----- Available records

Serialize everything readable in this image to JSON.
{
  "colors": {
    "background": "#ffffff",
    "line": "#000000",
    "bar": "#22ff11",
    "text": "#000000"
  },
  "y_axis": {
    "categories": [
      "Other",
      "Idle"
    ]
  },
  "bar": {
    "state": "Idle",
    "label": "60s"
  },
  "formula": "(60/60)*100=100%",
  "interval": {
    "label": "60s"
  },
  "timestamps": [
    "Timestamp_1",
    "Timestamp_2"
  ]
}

----------
----- Available records

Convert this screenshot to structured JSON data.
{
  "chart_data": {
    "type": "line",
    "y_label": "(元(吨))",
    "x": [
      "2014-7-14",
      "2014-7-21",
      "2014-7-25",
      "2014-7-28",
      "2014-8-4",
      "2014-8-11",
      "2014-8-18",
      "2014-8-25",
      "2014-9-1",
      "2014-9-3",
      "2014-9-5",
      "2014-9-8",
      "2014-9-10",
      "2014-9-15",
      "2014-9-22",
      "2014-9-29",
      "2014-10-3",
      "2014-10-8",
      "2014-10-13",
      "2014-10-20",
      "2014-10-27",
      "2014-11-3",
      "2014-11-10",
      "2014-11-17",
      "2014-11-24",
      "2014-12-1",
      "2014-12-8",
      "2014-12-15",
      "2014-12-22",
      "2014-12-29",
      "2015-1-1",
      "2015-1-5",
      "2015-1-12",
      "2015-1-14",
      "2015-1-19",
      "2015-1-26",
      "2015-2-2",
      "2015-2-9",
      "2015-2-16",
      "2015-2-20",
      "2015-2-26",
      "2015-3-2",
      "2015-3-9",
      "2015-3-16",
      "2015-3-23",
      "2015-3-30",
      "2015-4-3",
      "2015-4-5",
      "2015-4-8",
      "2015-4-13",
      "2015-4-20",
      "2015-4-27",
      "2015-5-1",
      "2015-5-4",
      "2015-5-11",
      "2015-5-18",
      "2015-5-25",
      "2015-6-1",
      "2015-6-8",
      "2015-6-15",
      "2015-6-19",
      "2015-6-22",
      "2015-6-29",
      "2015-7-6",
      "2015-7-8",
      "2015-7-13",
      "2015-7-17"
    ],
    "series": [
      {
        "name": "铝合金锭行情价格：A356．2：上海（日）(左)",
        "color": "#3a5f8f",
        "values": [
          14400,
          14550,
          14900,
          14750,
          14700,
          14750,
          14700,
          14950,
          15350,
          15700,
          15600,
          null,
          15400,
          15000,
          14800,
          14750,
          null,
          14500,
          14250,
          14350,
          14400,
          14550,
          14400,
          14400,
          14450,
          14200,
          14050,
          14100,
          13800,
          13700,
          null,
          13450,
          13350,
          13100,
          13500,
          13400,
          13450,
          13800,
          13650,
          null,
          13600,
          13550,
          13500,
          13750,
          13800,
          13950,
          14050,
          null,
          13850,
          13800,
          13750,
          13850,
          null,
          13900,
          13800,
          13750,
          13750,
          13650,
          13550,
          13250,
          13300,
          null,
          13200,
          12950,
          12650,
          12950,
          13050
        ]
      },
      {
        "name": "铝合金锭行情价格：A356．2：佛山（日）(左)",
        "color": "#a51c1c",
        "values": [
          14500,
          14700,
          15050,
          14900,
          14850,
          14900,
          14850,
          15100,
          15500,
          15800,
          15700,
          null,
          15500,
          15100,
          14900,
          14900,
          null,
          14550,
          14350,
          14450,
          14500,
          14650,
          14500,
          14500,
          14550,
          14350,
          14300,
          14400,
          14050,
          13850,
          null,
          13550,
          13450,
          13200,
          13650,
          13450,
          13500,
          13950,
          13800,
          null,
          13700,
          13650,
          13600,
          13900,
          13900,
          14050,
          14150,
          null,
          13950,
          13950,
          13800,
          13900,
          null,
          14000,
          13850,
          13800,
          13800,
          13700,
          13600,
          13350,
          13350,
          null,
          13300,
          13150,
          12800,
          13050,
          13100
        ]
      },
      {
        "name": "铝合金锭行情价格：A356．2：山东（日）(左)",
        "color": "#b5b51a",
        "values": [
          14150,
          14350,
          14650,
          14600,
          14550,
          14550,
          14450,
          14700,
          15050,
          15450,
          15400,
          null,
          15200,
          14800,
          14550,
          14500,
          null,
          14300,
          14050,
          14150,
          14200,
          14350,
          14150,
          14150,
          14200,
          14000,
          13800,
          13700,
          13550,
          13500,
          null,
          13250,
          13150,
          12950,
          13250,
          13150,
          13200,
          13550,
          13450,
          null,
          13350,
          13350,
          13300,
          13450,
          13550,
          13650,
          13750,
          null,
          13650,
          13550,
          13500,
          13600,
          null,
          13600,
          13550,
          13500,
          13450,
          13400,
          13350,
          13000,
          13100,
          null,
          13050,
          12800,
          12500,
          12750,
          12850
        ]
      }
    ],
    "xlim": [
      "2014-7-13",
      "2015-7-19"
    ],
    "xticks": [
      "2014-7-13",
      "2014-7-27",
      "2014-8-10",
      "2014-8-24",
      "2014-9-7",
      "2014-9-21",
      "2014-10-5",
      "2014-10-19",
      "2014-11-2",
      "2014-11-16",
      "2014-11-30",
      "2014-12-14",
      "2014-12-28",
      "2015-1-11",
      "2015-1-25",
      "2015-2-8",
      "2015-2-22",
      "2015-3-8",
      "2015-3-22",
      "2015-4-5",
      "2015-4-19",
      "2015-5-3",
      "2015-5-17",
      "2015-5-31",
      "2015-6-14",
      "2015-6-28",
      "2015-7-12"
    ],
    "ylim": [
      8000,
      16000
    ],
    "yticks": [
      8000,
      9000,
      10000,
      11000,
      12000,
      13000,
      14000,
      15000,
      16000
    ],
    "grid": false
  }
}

----------

» Problem statement
Look through the data above. Copy every line with the string "JSON" in it.

» Right answer
Serialize everything readable in this image to JSON.
Convert this screenshot to structured JSON data.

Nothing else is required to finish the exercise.